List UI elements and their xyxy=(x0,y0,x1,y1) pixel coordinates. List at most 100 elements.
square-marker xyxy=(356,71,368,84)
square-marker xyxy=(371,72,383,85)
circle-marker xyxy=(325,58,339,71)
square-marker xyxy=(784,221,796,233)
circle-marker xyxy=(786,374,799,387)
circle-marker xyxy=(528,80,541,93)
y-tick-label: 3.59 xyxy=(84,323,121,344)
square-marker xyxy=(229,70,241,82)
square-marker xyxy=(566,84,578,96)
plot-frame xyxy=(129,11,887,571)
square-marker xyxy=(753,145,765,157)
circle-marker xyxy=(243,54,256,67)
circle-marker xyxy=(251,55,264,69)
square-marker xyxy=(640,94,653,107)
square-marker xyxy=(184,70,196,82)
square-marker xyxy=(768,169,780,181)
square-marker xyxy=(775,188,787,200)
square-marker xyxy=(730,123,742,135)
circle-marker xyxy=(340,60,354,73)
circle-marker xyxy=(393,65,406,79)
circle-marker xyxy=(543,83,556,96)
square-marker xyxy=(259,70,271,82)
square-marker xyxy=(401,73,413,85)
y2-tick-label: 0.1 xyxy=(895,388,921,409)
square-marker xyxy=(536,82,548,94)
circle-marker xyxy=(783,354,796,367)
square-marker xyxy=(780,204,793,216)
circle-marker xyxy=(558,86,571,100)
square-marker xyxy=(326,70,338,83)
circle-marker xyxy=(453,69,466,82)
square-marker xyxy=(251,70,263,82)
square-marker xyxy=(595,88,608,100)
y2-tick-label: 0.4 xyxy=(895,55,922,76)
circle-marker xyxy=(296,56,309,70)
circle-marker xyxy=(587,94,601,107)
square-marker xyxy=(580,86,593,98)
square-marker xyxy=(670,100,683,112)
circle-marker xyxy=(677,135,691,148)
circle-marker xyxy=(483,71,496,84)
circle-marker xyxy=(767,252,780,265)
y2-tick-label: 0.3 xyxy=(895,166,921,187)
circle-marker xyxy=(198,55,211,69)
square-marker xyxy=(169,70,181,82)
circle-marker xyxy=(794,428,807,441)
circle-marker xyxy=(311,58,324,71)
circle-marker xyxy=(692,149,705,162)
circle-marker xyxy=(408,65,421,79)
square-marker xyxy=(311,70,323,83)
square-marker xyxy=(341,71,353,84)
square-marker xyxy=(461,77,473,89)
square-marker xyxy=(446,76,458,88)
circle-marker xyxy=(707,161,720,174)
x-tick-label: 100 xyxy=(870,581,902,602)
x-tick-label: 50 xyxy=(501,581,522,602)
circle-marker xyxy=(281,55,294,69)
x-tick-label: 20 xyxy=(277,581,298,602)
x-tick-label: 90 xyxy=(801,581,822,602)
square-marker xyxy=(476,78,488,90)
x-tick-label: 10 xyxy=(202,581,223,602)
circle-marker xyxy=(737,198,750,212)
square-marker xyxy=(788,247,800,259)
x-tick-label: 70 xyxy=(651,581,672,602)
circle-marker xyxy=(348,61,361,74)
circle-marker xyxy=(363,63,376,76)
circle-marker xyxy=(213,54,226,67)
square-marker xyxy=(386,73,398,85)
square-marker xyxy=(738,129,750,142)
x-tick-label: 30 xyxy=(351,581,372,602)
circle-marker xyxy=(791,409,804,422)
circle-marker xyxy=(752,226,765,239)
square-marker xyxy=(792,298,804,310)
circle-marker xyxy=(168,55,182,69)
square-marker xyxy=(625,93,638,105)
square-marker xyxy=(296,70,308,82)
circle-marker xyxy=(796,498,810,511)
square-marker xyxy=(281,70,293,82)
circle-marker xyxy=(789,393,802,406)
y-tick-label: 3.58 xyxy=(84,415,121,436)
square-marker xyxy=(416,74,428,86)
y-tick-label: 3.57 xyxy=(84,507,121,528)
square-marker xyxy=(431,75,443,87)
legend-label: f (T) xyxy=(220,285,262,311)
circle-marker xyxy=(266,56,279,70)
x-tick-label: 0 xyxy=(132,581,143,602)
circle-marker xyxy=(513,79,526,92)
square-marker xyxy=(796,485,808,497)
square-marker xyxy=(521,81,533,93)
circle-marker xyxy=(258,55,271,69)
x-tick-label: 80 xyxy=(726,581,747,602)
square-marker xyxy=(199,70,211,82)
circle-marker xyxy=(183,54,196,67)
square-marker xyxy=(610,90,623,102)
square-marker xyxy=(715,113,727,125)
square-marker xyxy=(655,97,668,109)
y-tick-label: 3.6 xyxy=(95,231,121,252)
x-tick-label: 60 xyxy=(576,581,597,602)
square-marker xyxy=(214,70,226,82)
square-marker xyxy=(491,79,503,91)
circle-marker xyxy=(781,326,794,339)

•••••

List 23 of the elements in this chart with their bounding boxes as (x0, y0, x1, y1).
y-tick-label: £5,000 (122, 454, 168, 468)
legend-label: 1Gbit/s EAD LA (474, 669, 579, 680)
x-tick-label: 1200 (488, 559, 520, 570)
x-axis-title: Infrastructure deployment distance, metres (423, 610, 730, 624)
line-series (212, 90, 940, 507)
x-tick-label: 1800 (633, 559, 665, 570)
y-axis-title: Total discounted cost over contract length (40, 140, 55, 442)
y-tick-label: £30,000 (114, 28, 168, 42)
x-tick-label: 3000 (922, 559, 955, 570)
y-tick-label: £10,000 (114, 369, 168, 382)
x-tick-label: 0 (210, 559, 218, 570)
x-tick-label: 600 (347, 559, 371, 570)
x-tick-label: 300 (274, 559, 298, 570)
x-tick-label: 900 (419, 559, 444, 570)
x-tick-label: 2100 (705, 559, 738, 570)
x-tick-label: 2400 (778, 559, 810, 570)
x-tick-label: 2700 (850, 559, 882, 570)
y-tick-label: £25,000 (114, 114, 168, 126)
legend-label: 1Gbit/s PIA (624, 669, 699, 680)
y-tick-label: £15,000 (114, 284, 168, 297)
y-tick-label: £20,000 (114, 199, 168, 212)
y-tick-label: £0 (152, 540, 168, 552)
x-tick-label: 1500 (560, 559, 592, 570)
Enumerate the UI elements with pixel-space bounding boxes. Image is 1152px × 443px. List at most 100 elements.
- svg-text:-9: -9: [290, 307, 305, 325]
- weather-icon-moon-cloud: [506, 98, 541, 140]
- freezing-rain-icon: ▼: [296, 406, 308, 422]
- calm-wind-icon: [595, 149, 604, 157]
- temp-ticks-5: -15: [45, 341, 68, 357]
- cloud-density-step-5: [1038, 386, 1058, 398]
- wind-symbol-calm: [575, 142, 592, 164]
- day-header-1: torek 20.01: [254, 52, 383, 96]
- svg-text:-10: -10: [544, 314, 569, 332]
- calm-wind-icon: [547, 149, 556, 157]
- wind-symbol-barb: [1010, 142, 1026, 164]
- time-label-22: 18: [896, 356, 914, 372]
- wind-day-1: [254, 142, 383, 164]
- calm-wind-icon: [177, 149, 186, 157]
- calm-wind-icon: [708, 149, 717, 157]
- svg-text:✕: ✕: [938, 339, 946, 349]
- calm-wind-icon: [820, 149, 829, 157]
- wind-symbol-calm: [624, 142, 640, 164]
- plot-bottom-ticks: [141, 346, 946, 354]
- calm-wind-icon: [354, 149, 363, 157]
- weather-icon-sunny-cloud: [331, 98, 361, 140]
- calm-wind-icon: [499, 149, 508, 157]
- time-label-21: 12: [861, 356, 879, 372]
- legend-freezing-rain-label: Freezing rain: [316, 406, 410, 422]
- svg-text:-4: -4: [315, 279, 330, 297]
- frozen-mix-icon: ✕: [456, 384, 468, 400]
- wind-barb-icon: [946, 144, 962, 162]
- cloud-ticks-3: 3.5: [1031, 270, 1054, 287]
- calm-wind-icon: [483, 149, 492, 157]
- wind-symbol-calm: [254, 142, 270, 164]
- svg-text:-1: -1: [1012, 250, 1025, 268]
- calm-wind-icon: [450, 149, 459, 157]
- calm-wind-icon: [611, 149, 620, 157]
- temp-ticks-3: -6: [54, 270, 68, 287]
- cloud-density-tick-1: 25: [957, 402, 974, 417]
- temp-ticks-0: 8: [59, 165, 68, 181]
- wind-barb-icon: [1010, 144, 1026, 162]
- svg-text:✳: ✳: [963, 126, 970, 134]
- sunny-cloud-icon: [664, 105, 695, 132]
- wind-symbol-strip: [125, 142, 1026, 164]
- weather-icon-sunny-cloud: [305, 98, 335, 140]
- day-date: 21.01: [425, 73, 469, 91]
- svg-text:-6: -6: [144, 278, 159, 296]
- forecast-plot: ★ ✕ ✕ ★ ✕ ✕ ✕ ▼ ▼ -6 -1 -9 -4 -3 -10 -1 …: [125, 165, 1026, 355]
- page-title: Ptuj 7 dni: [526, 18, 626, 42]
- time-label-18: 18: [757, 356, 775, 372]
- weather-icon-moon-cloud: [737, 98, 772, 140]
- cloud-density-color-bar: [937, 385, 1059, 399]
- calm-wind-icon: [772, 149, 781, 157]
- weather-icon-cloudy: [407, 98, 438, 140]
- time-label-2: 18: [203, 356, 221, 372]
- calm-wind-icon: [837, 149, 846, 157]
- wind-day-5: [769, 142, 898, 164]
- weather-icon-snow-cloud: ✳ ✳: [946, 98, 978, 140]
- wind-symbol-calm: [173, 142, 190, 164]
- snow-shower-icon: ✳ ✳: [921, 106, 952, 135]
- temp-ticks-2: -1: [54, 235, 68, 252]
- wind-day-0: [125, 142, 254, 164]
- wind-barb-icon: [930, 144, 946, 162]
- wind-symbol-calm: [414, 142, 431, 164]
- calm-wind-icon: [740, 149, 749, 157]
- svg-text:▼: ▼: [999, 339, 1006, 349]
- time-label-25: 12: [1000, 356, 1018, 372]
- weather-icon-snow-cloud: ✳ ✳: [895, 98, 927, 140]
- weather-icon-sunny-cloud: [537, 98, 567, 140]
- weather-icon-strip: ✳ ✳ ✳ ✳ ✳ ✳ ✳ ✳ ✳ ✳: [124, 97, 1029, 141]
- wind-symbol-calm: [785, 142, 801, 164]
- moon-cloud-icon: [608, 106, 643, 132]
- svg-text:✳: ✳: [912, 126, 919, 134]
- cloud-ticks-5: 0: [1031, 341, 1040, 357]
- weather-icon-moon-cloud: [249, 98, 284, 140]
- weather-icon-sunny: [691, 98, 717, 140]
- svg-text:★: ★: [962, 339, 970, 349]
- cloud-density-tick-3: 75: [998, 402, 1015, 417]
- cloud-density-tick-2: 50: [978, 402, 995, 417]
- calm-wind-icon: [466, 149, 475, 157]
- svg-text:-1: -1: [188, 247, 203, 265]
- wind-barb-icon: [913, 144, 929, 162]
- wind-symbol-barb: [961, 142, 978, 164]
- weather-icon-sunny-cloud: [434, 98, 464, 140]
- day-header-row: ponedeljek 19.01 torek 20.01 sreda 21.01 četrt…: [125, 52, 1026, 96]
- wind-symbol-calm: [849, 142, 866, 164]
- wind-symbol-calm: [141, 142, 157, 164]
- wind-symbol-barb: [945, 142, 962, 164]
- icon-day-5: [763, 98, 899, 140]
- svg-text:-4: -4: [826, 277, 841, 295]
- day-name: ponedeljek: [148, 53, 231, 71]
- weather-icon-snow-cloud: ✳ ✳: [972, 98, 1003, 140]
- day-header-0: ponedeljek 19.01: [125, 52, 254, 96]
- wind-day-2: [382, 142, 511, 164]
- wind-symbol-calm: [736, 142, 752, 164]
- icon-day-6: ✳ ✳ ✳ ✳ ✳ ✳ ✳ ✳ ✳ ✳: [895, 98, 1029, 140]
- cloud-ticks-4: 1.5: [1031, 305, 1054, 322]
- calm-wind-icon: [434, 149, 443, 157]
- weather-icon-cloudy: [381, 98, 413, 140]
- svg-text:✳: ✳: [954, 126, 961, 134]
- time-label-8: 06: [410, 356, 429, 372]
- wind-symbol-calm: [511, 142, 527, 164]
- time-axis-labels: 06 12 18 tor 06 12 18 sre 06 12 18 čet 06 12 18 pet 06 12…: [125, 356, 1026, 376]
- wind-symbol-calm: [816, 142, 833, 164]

•••••

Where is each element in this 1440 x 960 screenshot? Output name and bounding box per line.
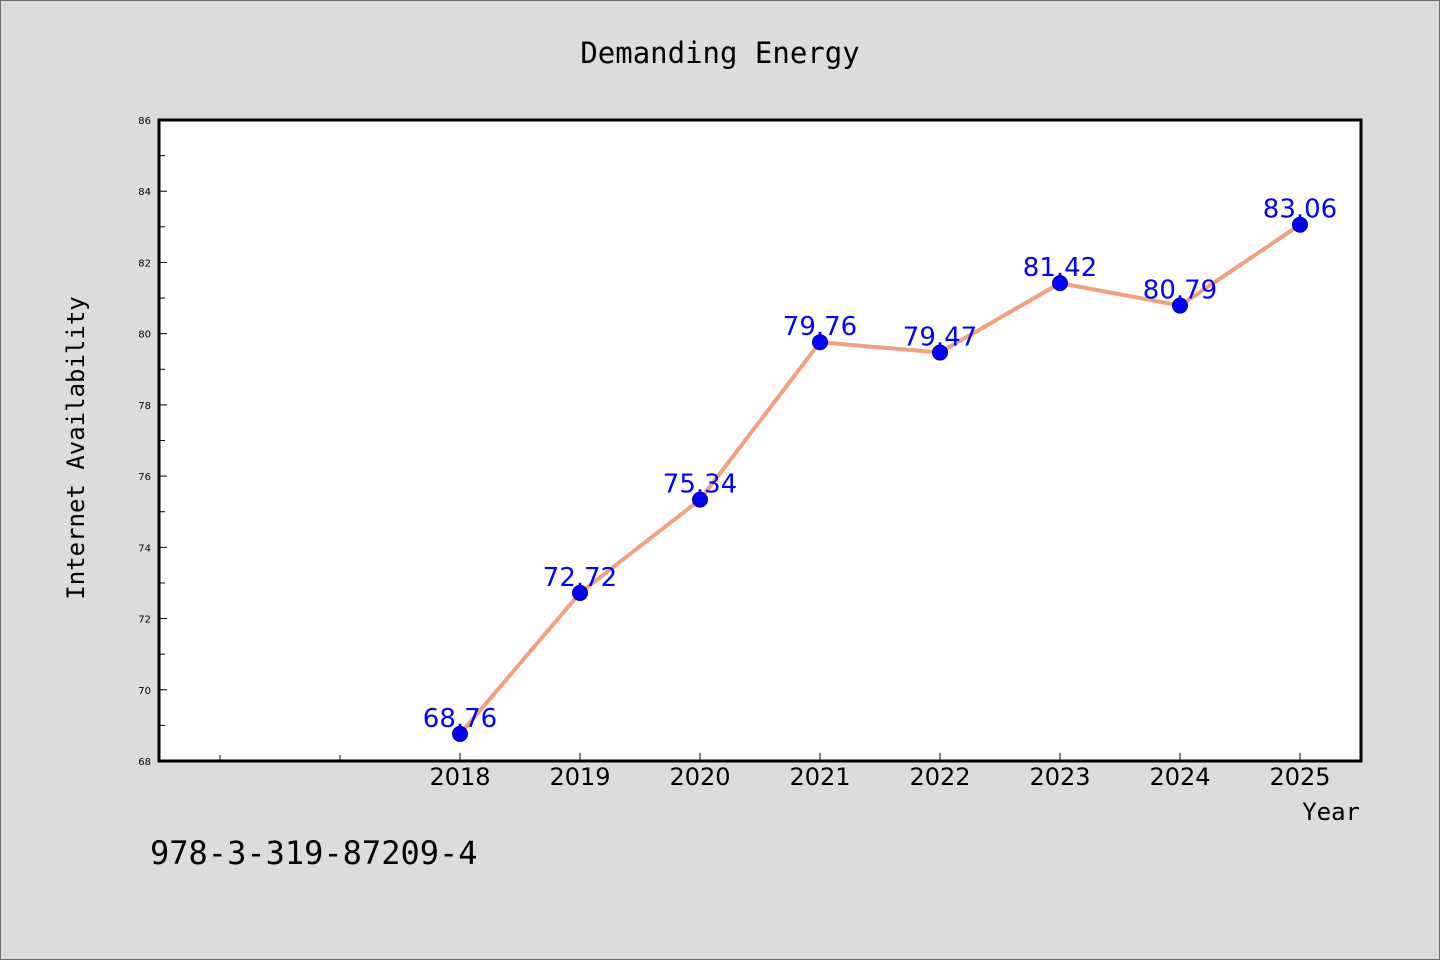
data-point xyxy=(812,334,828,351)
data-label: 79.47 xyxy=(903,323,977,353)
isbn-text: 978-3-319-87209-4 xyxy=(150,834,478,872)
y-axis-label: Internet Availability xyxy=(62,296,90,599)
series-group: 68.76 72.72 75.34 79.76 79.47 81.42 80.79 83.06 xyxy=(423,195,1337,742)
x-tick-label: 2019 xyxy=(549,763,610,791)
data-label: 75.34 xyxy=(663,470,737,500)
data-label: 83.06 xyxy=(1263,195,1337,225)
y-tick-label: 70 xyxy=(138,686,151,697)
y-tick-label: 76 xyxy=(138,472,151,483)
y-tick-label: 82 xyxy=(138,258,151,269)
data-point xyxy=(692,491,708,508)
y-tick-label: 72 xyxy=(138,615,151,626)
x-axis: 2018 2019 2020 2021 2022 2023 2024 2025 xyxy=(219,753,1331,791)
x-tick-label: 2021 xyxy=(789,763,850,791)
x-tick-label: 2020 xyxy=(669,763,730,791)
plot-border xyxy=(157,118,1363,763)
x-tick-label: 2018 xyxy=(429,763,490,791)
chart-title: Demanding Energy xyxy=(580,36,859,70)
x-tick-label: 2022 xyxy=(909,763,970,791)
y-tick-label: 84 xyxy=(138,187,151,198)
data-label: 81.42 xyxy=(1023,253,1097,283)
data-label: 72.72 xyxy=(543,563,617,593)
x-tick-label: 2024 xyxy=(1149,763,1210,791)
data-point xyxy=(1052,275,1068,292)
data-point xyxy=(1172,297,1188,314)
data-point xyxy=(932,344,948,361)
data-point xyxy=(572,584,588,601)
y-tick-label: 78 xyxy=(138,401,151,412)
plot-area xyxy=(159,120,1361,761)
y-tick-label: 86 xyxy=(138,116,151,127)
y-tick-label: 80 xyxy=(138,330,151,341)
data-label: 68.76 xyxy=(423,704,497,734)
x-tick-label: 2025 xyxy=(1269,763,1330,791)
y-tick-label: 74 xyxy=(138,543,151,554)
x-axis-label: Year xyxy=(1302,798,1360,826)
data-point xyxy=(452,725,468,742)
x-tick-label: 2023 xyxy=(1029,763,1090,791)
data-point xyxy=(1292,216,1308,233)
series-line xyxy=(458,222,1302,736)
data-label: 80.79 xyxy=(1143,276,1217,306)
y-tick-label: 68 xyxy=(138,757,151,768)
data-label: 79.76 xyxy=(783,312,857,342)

•••••

-- YOUR GOAL --
List every line above that contains the string "axis", matching case exactly.

-- FINISHED TASK --
x-axis-title: Infrastructure deployment distance, metres (423, 610, 730, 624)
y-axis-title: Total discounted cost over contract length (40, 140, 55, 442)
- time-axis-labels: 06 12 18 tor 06 12 18 sre 06 12 18 čet 06 12 18 pet 06 12…: [125, 356, 1026, 376]
y-axis-label: Internet Availability xyxy=(62,296,90,599)
x-axis: 2018 2019 2020 2021 2022 2023 2024 2025 xyxy=(219,753,1331,791)
x-axis-label: Year xyxy=(1302,798,1360,826)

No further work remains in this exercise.